**WHAT YOU HAVE TO DO:** Copy out the material between the lines holding "What elements are" and "x-axis: 0 2 4 6 8 xyxy=(130,542,858,563)", inclusive, reproducing each line unchanged.

--------------------------------

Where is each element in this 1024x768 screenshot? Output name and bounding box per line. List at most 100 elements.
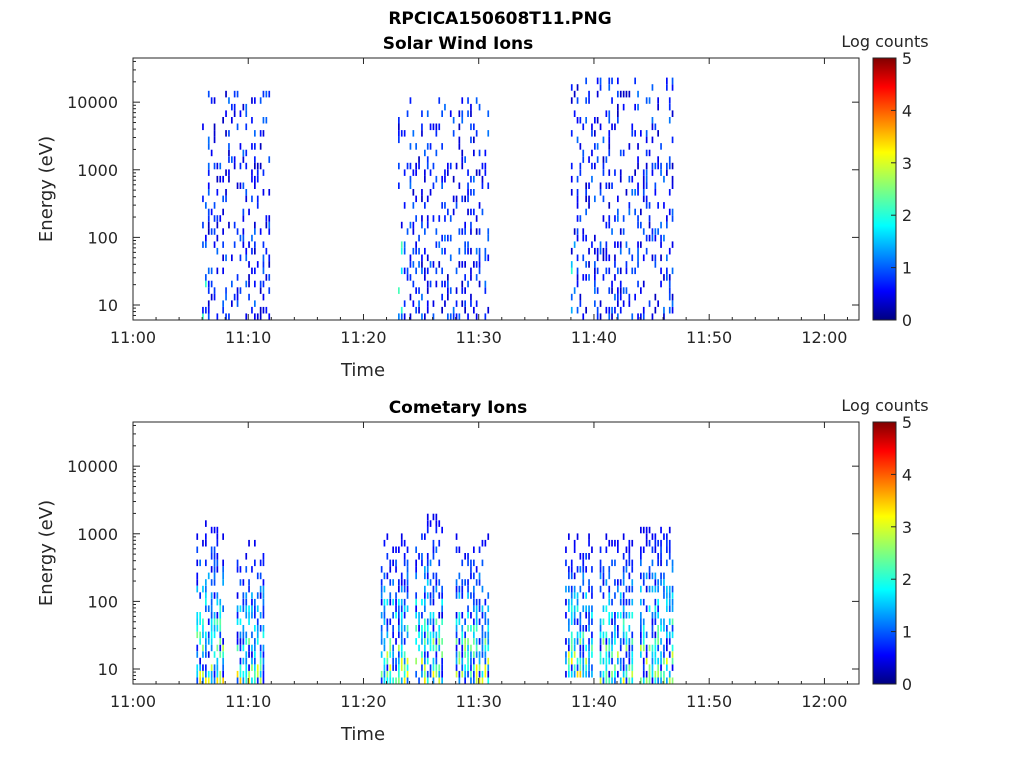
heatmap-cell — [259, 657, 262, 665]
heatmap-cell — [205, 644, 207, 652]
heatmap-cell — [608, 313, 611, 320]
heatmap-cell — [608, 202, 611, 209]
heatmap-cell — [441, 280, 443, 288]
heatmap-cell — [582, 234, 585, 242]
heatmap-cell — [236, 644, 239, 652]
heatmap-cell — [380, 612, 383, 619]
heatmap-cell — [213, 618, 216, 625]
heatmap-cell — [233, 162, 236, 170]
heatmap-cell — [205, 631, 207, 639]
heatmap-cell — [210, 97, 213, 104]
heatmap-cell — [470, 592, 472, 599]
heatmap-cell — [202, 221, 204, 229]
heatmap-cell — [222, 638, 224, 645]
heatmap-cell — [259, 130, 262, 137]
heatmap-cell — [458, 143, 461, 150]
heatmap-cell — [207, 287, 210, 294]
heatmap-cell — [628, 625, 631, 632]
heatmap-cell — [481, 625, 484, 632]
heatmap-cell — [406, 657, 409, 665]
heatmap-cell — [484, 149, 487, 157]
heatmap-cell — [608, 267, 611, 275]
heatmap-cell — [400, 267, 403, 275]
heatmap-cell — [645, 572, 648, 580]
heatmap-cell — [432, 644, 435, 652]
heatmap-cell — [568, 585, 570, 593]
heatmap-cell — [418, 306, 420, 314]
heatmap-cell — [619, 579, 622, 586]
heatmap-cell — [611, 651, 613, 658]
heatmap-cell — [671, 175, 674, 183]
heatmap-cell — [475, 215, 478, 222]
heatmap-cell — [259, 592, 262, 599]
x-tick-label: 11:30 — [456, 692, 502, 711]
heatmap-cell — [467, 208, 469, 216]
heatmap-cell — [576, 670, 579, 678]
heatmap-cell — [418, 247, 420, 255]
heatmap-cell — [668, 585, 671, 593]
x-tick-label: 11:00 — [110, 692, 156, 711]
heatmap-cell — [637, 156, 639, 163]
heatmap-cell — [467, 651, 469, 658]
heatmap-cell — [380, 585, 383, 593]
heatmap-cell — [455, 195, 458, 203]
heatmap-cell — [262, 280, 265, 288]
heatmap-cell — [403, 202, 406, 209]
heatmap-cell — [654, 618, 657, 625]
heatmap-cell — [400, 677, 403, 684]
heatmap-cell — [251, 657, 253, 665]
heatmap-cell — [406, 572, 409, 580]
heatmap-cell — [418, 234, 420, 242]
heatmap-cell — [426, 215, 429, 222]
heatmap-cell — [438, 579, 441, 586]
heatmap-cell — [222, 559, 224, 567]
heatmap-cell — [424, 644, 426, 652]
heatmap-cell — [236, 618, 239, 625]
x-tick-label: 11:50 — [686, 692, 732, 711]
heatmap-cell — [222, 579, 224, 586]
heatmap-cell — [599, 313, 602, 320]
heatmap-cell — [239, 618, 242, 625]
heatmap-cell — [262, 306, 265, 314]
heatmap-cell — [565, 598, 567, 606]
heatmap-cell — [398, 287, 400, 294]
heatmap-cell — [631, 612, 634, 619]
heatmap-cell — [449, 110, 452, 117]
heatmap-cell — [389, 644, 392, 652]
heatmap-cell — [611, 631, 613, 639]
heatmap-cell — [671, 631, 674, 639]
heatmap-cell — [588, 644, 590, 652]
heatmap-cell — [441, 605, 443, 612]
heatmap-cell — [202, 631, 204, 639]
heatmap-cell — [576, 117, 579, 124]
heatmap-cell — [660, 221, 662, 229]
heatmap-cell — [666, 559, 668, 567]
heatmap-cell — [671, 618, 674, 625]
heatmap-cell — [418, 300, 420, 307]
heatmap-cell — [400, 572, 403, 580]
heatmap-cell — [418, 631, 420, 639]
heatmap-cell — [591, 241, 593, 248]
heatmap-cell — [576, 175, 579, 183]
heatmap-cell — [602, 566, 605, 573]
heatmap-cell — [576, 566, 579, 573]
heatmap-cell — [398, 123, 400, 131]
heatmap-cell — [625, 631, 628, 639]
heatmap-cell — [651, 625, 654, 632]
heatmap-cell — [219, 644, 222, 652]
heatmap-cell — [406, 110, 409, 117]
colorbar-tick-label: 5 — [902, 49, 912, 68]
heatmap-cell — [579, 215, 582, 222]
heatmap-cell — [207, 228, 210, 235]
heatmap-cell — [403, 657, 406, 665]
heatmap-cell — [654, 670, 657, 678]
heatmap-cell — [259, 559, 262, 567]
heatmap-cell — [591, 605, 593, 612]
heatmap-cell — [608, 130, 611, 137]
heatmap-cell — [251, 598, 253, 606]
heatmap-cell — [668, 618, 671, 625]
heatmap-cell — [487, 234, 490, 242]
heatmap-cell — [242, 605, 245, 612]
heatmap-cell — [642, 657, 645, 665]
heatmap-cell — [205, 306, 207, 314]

--------------------------------

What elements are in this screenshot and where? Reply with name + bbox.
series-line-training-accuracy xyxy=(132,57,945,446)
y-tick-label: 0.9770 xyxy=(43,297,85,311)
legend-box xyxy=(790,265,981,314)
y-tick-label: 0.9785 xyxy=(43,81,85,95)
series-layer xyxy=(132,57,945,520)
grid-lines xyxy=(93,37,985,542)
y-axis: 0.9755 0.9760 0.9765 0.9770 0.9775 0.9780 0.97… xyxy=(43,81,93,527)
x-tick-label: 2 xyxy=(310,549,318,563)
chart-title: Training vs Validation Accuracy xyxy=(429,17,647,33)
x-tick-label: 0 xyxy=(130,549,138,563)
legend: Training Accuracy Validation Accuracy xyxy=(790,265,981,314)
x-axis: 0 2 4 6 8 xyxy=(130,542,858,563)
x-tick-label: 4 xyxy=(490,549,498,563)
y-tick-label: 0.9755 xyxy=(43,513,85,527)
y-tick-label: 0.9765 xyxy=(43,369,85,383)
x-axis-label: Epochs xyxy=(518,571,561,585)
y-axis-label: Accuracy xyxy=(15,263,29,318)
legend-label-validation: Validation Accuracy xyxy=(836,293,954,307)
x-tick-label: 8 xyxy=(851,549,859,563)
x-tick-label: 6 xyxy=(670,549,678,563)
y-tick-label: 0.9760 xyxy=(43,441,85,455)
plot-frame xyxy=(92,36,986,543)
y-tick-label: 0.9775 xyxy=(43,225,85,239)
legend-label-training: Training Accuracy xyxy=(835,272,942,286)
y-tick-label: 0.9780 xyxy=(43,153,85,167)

--------------------------------

**REPLY TO THE EXERCISE:**
What elements are in this screenshot and where? Reply with name + bbox.
series-line-training-accuracy xyxy=(132,57,945,446)
y-tick-label: 0.9770 xyxy=(43,297,85,311)
legend-box xyxy=(790,265,981,314)
y-tick-label: 0.9785 xyxy=(43,81,85,95)
series-layer xyxy=(132,57,945,520)
grid-lines xyxy=(93,37,985,542)
y-axis: 0.9755 0.9760 0.9765 0.9770 0.9775 0.9780 0.97… xyxy=(43,81,93,527)
x-tick-label: 2 xyxy=(310,549,318,563)
chart-title: Training vs Validation Accuracy xyxy=(429,17,647,33)
x-tick-label: 0 xyxy=(130,549,138,563)
legend: Training Accuracy Validation Accuracy xyxy=(790,265,981,314)
x-axis: 0 2 4 6 8 xyxy=(130,542,858,563)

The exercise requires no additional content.